» **What needs to be done**: Gather every line holding the string "name".

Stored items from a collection
--- Start ---

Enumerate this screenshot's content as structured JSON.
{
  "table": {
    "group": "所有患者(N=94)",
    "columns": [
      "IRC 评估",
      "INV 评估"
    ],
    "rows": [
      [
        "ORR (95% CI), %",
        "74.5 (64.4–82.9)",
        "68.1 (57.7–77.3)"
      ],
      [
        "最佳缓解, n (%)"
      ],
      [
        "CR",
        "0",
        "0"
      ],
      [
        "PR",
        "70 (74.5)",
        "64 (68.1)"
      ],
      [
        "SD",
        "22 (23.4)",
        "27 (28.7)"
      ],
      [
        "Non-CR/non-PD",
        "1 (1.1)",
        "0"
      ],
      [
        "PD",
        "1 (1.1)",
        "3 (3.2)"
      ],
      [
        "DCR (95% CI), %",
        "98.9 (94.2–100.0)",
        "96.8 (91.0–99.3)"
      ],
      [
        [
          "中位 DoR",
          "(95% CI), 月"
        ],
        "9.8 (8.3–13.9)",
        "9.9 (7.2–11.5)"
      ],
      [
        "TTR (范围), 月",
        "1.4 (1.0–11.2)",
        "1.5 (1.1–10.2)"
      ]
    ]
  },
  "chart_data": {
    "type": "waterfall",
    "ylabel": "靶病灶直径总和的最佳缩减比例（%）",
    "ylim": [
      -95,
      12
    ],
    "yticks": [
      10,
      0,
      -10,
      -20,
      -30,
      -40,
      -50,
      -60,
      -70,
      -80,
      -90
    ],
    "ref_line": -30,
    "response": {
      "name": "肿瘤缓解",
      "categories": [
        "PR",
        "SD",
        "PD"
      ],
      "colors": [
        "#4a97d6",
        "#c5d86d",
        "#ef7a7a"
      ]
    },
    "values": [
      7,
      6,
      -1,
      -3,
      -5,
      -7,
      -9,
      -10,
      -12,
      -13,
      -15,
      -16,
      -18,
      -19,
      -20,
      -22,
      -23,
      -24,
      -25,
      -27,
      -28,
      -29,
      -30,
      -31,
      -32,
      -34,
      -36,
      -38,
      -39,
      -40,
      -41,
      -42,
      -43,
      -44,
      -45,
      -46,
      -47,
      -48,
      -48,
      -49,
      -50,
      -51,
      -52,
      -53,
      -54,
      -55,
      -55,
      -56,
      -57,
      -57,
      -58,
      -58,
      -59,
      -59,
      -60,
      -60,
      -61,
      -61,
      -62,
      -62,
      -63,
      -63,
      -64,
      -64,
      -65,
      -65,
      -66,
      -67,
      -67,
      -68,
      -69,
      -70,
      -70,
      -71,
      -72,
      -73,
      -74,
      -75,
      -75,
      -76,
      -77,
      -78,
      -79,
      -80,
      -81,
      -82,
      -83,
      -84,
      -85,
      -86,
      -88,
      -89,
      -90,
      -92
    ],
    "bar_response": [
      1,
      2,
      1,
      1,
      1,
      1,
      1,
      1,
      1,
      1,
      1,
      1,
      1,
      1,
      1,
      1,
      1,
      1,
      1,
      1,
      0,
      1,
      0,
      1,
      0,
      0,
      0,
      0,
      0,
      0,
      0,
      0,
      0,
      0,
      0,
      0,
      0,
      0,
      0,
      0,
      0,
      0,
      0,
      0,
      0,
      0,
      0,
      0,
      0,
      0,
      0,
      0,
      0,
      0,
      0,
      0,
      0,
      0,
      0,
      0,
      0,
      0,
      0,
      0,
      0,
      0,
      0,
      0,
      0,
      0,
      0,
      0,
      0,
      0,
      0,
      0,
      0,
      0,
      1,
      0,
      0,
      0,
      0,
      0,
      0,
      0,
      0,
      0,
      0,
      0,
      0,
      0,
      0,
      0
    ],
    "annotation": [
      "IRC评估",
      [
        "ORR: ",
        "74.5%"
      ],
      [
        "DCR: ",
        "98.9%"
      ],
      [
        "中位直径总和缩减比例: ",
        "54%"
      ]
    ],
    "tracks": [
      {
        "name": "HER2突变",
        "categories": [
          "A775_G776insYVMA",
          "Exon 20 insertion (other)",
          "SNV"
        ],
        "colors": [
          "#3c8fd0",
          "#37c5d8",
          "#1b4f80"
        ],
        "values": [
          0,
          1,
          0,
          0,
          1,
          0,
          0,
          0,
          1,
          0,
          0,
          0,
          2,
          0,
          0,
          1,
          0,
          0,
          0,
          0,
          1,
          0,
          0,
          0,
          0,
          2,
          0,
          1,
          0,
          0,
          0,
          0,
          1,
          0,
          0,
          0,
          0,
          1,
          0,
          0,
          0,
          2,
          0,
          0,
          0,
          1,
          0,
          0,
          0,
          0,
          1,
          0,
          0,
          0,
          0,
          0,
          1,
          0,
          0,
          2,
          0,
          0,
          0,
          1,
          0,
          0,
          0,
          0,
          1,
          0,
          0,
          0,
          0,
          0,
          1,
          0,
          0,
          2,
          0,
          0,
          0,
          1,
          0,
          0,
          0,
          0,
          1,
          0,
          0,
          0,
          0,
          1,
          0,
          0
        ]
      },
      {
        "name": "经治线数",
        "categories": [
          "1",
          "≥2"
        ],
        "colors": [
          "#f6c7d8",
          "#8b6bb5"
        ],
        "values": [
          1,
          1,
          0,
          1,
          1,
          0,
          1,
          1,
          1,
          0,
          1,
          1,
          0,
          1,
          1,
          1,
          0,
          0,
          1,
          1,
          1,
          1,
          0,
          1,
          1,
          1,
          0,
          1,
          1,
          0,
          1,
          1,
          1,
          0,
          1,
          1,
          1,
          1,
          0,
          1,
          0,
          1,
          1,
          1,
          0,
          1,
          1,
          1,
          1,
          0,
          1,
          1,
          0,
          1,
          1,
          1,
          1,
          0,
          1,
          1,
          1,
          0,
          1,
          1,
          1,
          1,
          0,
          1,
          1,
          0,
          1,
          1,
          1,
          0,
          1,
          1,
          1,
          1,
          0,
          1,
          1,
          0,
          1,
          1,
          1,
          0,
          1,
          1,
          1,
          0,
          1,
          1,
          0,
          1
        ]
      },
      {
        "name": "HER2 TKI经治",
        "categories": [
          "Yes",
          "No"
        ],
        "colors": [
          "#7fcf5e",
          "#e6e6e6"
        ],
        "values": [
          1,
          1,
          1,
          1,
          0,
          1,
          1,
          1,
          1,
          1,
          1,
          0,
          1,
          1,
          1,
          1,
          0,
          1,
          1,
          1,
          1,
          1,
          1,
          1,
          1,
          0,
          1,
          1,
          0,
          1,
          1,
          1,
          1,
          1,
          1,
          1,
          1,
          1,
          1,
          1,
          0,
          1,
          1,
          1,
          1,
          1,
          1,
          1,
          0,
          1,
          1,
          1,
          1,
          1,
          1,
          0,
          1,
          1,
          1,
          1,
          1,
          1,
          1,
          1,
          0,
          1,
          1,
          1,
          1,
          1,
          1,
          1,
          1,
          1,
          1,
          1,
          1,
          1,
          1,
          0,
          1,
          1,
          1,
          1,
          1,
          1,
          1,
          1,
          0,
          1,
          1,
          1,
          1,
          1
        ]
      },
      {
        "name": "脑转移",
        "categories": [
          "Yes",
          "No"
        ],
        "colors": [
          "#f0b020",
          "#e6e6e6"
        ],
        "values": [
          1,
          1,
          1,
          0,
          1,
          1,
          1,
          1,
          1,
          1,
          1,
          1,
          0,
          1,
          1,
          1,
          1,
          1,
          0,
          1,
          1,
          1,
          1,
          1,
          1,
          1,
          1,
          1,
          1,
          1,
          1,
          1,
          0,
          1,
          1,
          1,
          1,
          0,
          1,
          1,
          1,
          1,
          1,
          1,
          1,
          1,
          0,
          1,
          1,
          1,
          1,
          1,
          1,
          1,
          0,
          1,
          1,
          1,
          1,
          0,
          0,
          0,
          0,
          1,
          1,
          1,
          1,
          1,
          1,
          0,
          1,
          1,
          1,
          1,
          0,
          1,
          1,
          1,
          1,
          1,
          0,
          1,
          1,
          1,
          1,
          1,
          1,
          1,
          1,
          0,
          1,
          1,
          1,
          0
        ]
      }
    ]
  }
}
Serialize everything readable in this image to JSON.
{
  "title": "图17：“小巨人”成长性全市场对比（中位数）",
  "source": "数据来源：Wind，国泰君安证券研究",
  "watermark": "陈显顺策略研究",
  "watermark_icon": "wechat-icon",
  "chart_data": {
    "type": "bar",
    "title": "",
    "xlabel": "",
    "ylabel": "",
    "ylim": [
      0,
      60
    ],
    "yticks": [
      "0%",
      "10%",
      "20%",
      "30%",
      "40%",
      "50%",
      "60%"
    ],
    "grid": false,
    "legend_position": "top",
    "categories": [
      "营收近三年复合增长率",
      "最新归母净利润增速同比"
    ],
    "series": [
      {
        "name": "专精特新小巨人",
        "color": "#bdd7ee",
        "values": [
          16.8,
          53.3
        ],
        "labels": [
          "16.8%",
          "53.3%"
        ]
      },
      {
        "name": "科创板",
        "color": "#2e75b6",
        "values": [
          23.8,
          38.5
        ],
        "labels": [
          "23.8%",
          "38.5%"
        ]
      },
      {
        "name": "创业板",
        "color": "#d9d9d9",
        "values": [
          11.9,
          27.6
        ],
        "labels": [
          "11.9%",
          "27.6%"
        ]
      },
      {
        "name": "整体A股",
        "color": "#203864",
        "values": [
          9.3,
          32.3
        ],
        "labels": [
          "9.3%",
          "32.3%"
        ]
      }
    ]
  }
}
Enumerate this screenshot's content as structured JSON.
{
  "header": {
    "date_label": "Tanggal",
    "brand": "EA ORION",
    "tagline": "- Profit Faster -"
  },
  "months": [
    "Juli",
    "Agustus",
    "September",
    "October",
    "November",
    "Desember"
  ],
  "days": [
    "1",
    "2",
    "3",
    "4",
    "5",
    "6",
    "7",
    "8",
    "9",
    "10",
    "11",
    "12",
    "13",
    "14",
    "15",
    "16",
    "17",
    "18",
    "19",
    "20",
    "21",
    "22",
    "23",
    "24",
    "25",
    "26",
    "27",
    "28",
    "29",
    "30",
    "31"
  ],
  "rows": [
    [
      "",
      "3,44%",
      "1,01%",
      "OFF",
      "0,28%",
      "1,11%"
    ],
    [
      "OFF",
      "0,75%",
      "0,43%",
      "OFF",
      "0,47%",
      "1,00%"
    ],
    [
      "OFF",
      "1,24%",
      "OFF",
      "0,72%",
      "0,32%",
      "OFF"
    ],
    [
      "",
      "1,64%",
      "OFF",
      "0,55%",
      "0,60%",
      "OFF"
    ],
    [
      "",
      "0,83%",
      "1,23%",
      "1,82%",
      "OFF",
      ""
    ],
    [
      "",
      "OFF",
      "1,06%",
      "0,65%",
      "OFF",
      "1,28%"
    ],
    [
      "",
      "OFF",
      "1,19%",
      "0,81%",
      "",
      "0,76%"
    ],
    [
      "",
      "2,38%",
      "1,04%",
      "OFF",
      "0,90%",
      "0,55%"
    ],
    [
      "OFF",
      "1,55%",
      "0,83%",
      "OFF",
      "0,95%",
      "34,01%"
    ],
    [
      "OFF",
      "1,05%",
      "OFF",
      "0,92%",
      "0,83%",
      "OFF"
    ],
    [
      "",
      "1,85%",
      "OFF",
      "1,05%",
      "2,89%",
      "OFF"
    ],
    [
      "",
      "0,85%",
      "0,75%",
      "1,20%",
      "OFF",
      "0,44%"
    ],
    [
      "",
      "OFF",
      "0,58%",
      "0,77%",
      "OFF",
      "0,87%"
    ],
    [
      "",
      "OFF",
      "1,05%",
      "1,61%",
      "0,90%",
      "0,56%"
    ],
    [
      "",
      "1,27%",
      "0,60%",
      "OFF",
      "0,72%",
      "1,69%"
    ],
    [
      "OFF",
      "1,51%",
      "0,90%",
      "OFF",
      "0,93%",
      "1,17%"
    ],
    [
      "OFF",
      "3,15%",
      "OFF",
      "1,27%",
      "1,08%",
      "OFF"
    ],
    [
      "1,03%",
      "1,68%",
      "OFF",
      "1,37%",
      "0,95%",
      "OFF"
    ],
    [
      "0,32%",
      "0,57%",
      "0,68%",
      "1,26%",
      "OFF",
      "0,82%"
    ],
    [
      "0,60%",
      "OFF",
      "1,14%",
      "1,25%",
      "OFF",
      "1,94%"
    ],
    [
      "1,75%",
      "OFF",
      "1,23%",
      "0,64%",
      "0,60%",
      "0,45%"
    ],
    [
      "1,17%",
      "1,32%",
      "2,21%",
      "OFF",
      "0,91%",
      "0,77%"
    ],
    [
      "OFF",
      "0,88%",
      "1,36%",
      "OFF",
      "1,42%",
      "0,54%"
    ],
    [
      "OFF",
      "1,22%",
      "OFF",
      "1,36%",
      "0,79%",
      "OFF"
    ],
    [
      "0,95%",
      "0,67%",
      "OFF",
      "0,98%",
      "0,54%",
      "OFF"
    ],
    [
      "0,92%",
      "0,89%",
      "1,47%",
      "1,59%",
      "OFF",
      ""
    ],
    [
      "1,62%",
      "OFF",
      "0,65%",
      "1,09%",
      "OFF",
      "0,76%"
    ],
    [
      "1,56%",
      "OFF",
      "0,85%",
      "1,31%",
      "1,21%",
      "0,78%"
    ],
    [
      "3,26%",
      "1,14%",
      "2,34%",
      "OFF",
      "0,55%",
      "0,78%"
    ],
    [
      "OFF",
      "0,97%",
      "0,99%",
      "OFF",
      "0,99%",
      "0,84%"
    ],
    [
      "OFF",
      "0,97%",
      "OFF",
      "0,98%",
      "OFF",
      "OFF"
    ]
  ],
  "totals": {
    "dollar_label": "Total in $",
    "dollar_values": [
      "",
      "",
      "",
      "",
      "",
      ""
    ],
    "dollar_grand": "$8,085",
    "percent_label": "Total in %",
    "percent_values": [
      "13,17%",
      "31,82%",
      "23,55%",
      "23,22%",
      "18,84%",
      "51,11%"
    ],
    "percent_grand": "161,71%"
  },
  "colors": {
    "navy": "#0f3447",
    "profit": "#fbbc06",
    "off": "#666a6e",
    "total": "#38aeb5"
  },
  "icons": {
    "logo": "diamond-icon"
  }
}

--- End ---

» **Solution for this exercise**:
      "name": "肿瘤缓解",
        "name": "HER2突变",
        "name": "经治线数",
        "name": "HER2 TKI经治",
        "name": "脑转移",
        "name": "专精特新小巨人",
        "name": "科创板",
        "name": "创业板",
        "name": "整体A股",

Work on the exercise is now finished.